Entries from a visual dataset
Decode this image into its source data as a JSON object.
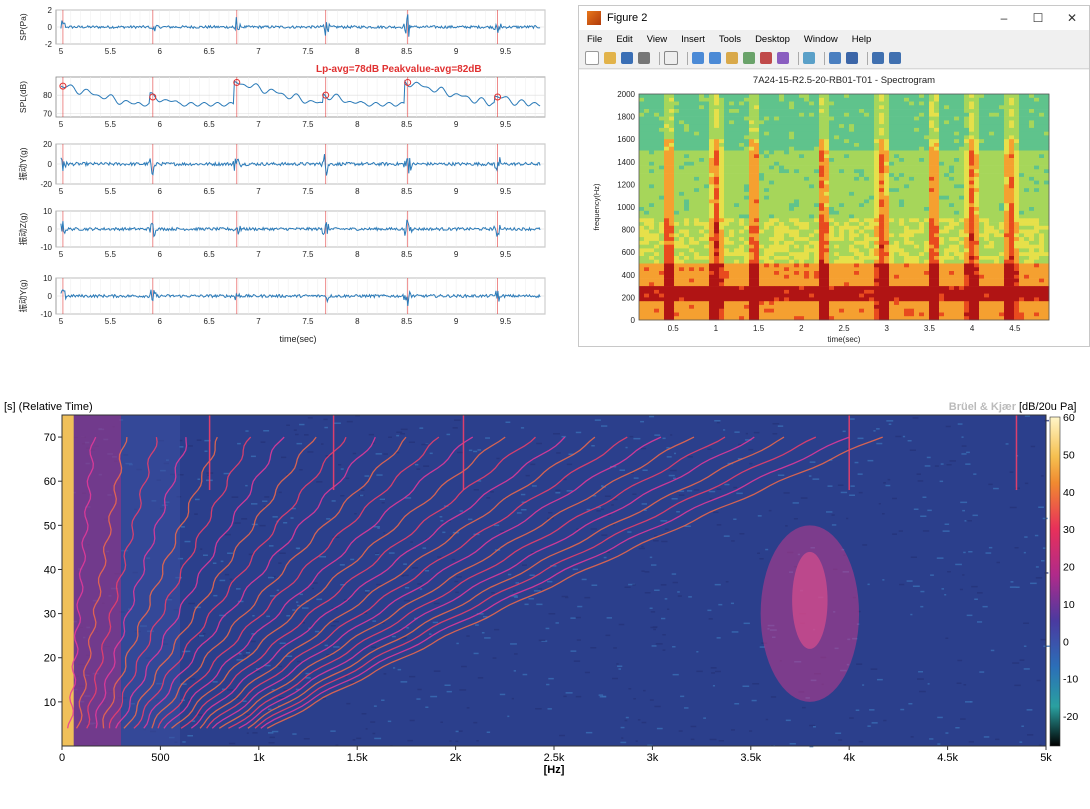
{
  "stack": {
    "panels": [
      {
        "ylabel": "SP(Pa)",
        "ylim": [
          -2,
          2
        ],
        "yticks": [
          "2",
          "0",
          "-2"
        ]
      },
      {
        "ylabel": "SPL(dB)",
        "ylim": [
          68,
          90
        ],
        "yticks": [
          "80",
          "70"
        ]
      },
      {
        "ylabel": "振动Y(g)",
        "ylim": [
          -20,
          20
        ],
        "yticks": [
          "20",
          "0",
          "-20"
        ]
      },
      {
        "ylabel": "振动Z(g)",
        "ylim": [
          -10,
          10
        ],
        "yticks": [
          "10",
          "0",
          "-10"
        ]
      },
      {
        "ylabel": "振动Y(g)",
        "ylim": [
          -10,
          10
        ],
        "yticks": [
          "10",
          "0",
          "-10"
        ]
      }
    ],
    "xticks": [
      "5",
      "5.5",
      "6",
      "6.5",
      "7",
      "7.5",
      "8",
      "8.5",
      "9",
      "9.5"
    ],
    "xlabel": "time(sec)",
    "annotation": "Lp-avg=78dB  Peakvalue-avg=82dB",
    "event_times": [
      5.02,
      5.93,
      6.78,
      7.68,
      8.51,
      9.42
    ],
    "line_color": "#2a7ab8",
    "marker_color": "#e03030"
  },
  "figure": {
    "window_title": "Figure 2",
    "controls": {
      "minimize": "–",
      "maximize": "☐",
      "close": "✕"
    },
    "menus": [
      "File",
      "Edit",
      "View",
      "Insert",
      "Tools",
      "Desktop",
      "Window",
      "Help"
    ],
    "title": "7A24-15-R2.5-20-RB01-T01 - Spectrogram",
    "ylabel": "frequency(Hz)",
    "xlabel": "time(sec)",
    "yticks": [
      "0",
      "200",
      "400",
      "600",
      "800",
      "1000",
      "1200",
      "1400",
      "1600",
      "1800",
      "2000"
    ],
    "xticks": [
      "0.5",
      "1",
      "1.5",
      "2",
      "2.5",
      "3",
      "3.5",
      "4",
      "4.5"
    ]
  },
  "chart_data": [
    {
      "type": "line",
      "title": "",
      "xlabel": "time(sec)",
      "xlim": [
        4.95,
        9.9
      ],
      "series": [
        {
          "ylabel": "SP(Pa)",
          "ylim": [
            -2,
            2
          ],
          "x": [
            5.02,
            5.93,
            6.78,
            7.68,
            8.51,
            9.42
          ],
          "y": [
            0.9,
            0.8,
            1.3,
            1.1,
            1.7,
            1.0
          ]
        },
        {
          "ylabel": "SPL(dB)",
          "ylim": [
            68,
            90
          ],
          "x": [
            5.02,
            5.93,
            6.78,
            7.68,
            8.51,
            9.42
          ],
          "y": [
            85,
            79,
            87,
            80,
            87,
            79
          ]
        },
        {
          "ylabel": "振动Y(g)",
          "ylim": [
            -20,
            20
          ],
          "x": [
            5.02,
            5.93,
            6.78,
            7.68,
            8.51,
            9.42
          ],
          "y": [
            14,
            13,
            12,
            15,
            17,
            11
          ]
        },
        {
          "ylabel": "振动Z(g)",
          "ylim": [
            -10,
            10
          ],
          "x": [
            5.02,
            5.93,
            6.78,
            7.68,
            8.51,
            9.42
          ],
          "y": [
            6,
            5,
            5,
            6,
            7,
            5
          ]
        },
        {
          "ylabel": "振动Y(g)",
          "ylim": [
            -10,
            10
          ],
          "x": [
            5.02,
            5.93,
            6.78,
            7.68,
            8.51,
            9.42
          ],
          "y": [
            4,
            5,
            4,
            5,
            6,
            5
          ]
        }
      ],
      "annotation": "Lp-avg=78dB  Peakvalue-avg=82dB"
    },
    {
      "type": "heatmap",
      "title": "7A24-15-R2.5-20-RB01-T01 - Spectrogram",
      "xlabel": "time(sec)",
      "ylabel": "frequency(Hz)",
      "xlim": [
        0.1,
        4.9
      ],
      "ylim": [
        0,
        2000
      ],
      "strong_band_hz": [
        150,
        280
      ],
      "event_times": [
        0.45,
        1.0,
        1.45,
        2.25,
        2.95,
        3.55,
        4.0,
        4.45
      ]
    },
    {
      "type": "heatmap",
      "title": "",
      "xlabel": "[Hz]",
      "ylabel": "[s] (Relative Time)",
      "xlim": [
        0,
        5000
      ],
      "ylim": [
        0,
        75
      ],
      "xticks": [
        "0",
        "500",
        "1k",
        "1.5k",
        "2k",
        "2.5k",
        "3k",
        "3.5k",
        "4k",
        "4.5k",
        "5k"
      ],
      "yticks": [
        "10",
        "20",
        "30",
        "40",
        "50",
        "60",
        "70"
      ],
      "colorbar": {
        "label": "[dB/20u Pa]",
        "range": [
          -28,
          60
        ],
        "ticks": [
          "60",
          "50",
          "40",
          "30",
          "20",
          "10",
          "0",
          "-10",
          "-20"
        ]
      },
      "brand": "Brüel & Kjær",
      "orders_top_hz": [
        750,
        1380,
        2040,
        4000,
        4850
      ],
      "resonance_hz": 3800
    }
  ]
}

# What the task requires
Give the number of lines in the records that contain the string "frequency", with no other output.

# Written solution
2